• _What to do_
Go over the entries below line by line, copying each one that contains the word "Courtyard".

• _Collected data entries_

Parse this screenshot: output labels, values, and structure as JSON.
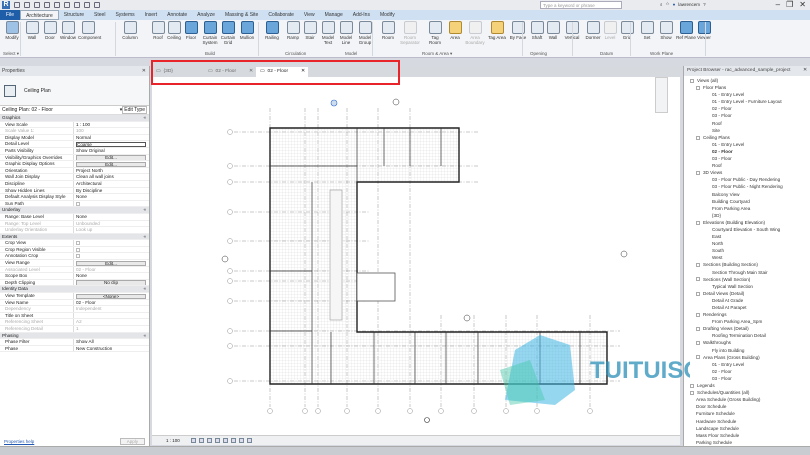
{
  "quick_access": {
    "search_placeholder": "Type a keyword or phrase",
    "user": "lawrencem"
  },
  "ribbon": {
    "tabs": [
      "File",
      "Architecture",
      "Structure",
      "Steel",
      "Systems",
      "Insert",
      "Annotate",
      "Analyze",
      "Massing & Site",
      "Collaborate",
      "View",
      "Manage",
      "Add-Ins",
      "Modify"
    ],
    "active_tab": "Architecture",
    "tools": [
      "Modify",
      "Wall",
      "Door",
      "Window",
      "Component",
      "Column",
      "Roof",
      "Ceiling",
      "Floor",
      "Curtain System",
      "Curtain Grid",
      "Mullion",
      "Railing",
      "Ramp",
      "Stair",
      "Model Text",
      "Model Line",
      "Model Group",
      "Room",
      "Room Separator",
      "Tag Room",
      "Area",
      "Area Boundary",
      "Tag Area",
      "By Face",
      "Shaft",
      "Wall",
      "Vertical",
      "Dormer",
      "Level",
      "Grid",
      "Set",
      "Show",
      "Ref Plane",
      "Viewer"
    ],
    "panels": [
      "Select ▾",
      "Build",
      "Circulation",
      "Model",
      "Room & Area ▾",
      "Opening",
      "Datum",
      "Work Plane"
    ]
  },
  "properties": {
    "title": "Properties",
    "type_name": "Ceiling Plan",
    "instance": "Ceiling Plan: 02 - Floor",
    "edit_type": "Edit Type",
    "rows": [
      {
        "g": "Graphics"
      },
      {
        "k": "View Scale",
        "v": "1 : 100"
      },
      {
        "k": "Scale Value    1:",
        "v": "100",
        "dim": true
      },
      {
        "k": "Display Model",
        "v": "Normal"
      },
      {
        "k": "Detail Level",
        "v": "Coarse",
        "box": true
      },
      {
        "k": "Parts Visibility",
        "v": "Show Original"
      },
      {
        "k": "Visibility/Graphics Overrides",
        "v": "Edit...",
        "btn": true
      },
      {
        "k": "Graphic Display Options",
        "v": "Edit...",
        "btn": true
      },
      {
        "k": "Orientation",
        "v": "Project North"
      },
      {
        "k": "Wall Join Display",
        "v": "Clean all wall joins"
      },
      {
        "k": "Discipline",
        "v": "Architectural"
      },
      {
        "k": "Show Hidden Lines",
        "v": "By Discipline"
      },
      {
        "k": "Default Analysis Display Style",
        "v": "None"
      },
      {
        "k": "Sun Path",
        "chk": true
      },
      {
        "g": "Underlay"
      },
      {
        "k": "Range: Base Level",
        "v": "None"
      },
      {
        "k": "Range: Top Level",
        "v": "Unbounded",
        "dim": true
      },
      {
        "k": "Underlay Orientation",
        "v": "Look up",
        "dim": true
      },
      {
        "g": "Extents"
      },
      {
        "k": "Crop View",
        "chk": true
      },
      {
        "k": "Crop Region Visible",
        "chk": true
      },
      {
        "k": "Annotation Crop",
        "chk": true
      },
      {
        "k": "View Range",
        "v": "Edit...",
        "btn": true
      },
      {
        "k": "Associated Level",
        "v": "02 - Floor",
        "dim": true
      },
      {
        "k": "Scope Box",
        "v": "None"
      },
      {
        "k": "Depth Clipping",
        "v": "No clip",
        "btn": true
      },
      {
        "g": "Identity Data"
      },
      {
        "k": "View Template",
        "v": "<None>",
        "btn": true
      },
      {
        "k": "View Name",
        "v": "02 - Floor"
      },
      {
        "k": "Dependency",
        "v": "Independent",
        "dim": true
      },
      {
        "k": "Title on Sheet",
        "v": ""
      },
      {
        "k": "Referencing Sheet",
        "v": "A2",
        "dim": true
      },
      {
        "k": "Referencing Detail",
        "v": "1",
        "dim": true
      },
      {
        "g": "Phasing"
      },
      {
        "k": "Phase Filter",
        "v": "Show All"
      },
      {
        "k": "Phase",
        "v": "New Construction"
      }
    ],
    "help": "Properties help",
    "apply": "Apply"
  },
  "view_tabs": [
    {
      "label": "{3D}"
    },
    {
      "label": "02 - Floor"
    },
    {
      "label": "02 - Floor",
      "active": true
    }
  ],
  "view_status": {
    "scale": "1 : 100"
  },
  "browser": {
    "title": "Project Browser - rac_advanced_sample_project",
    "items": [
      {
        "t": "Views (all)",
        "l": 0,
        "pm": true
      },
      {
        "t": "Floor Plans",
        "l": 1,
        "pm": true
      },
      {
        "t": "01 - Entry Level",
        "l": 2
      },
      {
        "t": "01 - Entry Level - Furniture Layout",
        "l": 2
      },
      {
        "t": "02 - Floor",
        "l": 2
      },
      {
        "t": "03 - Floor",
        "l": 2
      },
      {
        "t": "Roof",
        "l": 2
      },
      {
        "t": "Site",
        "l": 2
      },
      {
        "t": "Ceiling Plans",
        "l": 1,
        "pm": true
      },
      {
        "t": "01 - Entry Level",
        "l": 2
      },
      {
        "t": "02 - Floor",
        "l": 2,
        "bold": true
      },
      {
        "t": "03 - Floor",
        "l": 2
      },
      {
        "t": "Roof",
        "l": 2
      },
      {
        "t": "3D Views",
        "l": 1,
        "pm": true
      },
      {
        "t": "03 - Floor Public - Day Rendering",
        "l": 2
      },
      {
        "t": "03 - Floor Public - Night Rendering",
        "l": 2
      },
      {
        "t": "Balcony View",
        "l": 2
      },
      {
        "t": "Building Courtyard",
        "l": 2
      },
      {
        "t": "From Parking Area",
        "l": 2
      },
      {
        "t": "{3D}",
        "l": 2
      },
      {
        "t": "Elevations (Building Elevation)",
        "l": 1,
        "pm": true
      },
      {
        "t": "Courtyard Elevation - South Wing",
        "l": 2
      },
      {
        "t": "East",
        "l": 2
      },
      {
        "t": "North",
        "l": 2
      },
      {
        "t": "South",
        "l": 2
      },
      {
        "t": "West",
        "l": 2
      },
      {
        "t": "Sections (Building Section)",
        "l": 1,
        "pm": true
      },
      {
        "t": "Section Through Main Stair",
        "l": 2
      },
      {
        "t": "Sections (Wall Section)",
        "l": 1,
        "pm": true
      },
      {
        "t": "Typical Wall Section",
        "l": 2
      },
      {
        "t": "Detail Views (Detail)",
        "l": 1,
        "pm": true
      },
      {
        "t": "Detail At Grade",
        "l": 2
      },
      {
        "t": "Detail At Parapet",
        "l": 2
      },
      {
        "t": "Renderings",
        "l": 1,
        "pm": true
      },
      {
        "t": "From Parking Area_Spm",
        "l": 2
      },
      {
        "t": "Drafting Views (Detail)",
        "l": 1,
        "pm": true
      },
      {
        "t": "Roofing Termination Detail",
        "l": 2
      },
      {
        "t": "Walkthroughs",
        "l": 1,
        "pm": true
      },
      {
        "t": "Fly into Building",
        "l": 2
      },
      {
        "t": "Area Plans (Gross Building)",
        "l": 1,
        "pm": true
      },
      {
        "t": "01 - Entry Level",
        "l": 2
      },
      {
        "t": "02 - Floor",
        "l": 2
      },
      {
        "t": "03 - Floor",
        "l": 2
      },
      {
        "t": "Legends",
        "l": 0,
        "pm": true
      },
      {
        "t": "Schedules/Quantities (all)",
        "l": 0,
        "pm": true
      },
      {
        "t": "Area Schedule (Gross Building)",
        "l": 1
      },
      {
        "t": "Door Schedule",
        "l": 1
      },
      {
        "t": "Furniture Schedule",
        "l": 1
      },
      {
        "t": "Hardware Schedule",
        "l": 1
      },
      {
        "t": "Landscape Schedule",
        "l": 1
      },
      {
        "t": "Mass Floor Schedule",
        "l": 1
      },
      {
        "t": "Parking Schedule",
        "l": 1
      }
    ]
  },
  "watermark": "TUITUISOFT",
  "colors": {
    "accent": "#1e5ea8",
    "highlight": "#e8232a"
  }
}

• _Result_
        "t": "Building Courtyard",
        "t": "Courtyard Elevation - South Wing",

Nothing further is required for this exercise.